# START OF EXERCISE INPUT
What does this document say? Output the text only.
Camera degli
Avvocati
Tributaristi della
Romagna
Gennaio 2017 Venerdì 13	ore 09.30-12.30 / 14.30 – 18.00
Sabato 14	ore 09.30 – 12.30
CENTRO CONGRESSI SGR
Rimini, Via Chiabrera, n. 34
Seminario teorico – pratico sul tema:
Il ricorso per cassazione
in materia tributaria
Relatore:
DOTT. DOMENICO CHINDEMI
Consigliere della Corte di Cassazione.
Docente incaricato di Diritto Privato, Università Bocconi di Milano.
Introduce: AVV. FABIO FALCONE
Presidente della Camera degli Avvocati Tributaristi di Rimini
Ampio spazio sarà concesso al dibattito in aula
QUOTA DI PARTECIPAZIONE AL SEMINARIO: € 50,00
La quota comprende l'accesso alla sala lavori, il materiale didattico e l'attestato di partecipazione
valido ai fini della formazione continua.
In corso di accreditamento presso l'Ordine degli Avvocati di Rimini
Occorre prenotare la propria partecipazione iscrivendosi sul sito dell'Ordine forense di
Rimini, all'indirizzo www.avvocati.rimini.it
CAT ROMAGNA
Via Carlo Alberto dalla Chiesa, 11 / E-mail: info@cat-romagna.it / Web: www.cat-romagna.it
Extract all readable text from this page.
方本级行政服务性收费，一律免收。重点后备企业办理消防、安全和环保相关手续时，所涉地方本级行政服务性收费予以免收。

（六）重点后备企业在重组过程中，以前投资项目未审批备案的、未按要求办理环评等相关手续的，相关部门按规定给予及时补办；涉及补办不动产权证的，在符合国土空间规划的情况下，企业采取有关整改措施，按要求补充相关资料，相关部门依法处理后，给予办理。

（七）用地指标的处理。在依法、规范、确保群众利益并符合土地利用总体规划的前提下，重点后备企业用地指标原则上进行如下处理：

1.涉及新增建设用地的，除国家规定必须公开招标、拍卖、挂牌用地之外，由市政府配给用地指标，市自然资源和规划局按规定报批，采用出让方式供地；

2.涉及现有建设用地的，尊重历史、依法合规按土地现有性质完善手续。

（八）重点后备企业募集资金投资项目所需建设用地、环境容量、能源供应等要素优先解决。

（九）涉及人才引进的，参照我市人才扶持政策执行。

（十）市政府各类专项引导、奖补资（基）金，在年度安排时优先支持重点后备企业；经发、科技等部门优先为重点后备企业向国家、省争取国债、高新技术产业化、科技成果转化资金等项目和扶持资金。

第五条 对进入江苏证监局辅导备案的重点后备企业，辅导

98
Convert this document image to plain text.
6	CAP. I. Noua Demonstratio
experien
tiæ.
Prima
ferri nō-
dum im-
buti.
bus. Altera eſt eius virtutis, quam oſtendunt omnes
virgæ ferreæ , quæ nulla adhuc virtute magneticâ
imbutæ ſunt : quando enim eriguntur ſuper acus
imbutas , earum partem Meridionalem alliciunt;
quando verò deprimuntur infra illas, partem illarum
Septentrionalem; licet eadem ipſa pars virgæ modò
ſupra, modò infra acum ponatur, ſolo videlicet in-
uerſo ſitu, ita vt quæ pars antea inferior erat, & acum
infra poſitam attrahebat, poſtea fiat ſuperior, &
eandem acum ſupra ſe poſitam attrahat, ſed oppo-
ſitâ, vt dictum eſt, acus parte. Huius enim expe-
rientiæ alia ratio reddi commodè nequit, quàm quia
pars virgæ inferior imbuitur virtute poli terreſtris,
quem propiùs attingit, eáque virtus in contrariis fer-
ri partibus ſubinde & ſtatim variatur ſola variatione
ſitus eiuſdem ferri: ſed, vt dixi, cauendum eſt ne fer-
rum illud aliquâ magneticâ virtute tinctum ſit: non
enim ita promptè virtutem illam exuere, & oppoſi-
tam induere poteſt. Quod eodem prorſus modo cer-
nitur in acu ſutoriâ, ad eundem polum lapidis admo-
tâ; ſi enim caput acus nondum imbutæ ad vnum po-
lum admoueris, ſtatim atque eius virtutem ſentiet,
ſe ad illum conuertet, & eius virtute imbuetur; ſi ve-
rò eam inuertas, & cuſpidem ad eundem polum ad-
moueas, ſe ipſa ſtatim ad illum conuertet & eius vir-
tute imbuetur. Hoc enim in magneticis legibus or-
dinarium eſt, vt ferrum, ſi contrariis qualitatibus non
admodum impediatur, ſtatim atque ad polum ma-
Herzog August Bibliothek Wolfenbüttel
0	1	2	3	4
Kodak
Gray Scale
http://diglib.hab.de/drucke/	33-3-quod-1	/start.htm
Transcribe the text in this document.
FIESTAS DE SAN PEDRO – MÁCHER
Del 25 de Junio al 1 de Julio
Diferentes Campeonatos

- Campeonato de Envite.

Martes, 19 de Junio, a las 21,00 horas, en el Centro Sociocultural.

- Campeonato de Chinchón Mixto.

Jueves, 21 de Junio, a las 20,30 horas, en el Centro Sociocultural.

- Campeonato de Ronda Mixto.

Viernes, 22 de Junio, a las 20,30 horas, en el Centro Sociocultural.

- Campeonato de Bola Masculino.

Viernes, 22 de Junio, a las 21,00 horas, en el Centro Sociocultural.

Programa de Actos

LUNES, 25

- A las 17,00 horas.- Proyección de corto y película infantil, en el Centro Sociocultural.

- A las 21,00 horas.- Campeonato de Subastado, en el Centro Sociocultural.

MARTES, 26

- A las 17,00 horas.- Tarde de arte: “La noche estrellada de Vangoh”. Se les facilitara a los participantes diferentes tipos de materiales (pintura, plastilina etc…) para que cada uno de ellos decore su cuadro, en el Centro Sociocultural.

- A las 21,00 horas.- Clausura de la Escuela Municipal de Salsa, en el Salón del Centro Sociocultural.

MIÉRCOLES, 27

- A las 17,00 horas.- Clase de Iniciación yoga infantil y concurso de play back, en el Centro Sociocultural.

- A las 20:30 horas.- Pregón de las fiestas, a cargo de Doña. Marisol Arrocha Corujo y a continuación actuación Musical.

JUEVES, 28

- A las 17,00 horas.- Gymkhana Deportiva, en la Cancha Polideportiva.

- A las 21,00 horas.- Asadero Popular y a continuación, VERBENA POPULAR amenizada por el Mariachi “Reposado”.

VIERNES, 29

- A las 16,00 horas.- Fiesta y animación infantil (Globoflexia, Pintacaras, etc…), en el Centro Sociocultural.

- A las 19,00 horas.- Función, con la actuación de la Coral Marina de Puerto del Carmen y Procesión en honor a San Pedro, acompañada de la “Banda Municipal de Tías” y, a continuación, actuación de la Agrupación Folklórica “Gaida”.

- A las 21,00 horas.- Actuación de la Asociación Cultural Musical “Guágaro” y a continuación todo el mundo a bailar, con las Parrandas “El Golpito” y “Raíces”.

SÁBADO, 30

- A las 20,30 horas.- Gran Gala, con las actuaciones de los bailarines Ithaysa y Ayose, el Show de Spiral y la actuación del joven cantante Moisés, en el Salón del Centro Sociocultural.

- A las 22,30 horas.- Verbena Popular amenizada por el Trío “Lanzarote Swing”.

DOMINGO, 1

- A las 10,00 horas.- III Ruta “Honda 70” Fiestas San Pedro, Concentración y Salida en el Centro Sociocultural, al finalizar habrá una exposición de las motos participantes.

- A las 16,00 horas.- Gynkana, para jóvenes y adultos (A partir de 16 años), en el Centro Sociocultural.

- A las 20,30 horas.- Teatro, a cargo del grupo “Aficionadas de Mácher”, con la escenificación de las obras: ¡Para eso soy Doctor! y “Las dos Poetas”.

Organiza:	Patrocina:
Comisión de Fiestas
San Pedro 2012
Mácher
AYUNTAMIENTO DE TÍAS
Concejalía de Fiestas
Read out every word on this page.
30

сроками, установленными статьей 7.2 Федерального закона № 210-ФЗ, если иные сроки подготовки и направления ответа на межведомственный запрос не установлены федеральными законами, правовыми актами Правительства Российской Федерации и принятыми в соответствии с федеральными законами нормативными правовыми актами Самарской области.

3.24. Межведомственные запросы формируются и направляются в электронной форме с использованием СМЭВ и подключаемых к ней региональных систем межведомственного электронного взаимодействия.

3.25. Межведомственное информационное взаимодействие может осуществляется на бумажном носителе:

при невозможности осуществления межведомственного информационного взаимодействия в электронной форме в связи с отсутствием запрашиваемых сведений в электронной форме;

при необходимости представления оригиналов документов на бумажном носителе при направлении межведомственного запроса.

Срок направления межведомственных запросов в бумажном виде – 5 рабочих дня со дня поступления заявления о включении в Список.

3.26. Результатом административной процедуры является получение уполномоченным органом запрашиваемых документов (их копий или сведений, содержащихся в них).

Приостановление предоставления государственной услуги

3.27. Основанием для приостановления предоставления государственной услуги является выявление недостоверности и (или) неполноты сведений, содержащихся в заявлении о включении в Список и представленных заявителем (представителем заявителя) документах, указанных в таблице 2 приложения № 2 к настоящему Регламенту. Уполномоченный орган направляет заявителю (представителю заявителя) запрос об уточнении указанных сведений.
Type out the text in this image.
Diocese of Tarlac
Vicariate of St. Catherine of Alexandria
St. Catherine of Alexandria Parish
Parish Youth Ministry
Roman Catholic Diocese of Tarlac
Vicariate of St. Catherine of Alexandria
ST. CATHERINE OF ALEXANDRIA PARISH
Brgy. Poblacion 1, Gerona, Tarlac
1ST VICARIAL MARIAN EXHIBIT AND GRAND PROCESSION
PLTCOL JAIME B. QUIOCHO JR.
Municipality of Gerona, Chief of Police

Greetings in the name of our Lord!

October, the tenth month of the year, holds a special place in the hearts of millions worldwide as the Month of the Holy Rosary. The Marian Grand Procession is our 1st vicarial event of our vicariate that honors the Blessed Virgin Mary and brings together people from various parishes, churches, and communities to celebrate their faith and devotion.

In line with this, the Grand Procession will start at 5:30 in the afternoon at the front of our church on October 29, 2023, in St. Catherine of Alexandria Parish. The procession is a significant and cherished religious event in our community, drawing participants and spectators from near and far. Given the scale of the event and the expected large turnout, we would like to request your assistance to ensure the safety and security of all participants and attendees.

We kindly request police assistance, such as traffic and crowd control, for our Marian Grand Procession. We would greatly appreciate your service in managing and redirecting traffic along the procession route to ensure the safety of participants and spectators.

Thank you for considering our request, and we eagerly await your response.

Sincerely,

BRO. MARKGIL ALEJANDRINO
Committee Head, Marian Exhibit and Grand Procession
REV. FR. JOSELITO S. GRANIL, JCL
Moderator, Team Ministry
# END OF EXERCISE INPUT
## YOUR TASK
Scan the material above. Copy each line where "image" occurs.

## SOLUTION FOR THIS PROBLEM
Convert this document image to plain text.
Type out the text in this image.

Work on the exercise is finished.